Written exercise — Which lines below hold the word "content"? Report each one.

* * * * *

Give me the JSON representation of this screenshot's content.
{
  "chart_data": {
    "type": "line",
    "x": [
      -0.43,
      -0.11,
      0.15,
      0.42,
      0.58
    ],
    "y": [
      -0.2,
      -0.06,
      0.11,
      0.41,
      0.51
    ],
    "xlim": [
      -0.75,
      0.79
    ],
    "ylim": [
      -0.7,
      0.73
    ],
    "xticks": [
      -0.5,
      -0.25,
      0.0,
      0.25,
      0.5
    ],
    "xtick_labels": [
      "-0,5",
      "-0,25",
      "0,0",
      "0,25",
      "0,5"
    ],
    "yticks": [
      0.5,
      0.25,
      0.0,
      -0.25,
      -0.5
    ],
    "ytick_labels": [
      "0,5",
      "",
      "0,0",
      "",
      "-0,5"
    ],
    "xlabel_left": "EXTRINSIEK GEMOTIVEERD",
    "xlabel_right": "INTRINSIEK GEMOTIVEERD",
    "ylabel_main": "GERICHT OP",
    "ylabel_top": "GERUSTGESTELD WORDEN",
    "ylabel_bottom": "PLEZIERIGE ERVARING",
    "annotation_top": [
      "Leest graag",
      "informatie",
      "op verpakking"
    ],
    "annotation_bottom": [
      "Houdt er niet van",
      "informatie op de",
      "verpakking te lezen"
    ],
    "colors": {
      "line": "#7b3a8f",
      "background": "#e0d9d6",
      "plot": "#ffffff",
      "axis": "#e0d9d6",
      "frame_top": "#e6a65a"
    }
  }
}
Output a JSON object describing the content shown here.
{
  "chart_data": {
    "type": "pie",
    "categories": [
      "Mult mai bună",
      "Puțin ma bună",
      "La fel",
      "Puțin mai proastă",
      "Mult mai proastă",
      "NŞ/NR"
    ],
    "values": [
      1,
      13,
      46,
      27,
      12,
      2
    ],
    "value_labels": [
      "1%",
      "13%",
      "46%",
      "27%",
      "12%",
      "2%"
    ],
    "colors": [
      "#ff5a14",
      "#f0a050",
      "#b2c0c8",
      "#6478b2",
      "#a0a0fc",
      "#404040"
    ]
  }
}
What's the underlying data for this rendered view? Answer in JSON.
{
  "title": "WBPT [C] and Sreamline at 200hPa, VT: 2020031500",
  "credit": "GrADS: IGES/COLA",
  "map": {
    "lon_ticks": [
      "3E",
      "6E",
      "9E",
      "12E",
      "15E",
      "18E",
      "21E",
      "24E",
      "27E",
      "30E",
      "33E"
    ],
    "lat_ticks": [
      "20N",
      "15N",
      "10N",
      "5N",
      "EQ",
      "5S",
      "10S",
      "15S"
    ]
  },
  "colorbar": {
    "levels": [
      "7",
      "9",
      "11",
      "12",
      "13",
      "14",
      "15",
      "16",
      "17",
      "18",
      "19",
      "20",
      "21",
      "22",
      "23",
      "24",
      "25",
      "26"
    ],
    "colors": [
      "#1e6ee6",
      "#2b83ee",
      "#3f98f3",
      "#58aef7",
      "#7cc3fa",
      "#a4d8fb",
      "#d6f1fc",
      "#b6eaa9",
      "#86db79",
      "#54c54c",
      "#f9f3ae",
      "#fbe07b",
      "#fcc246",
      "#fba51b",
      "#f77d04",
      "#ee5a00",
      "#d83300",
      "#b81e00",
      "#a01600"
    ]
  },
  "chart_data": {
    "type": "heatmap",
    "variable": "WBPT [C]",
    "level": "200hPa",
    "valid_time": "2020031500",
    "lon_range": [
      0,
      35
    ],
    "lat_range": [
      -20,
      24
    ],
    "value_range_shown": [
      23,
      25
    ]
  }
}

* * * * *

Result of this task —
Give me the JSON representation of this screenshot's content.
Output a JSON object describing the content shown here.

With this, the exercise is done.